start Stored records

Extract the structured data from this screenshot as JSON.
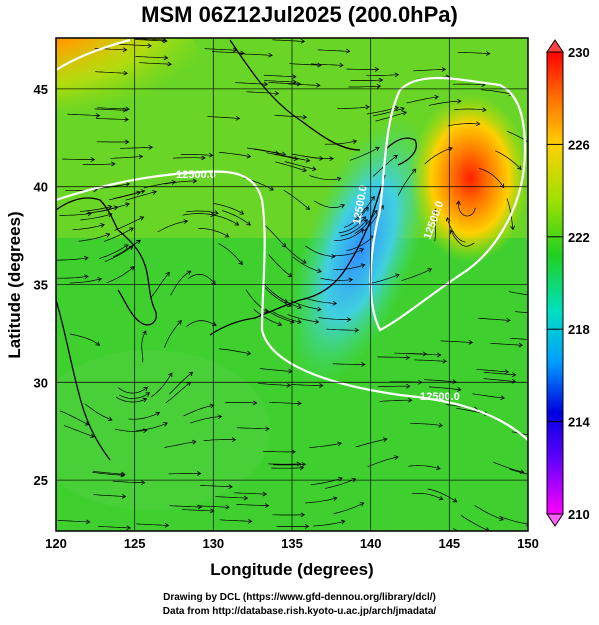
{
  "title": "MSM 06Z12Jul2025 (200.0hPa)",
  "axes": {
    "xlabel": "Longitude (degrees)",
    "ylabel": "Latitude  (degrees)",
    "x_ticks": [
      "120",
      "125",
      "130",
      "135",
      "140",
      "145",
      "150"
    ],
    "y_ticks": [
      "25",
      "30",
      "35",
      "40",
      "45"
    ],
    "xlim": [
      120,
      150
    ],
    "ylim": [
      22.4,
      47.6
    ]
  },
  "colorbar": {
    "ticks": [
      "230",
      "226",
      "222",
      "218",
      "214",
      "210"
    ],
    "range": [
      210,
      230
    ],
    "colors": [
      "#ff00ff",
      "#0000ff",
      "#00a0ff",
      "#00e0a0",
      "#20d020",
      "#a0e000",
      "#ffd000",
      "#ff8000",
      "#ff0000"
    ]
  },
  "contour_labels": [
    "12500.0",
    "12500.0",
    "12500.0",
    "12500.0"
  ],
  "credits": {
    "line1": "Drawing by DCL (https://www.gfd-dennou.org/library/dcl/)",
    "line2": "Data from http://database.rish.kyoto-u.ac.jp/arch/jmadata/"
  }
}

end Stored records

### [The request]
Within the material above, find the lines that contain the word "from"; copy them.

### [Worked answer]
Extract the structured data from this screenshot as JSON.
    "line2": "Data from http://database.rish.kyoto-u.ac.jp/arch/jmadata/"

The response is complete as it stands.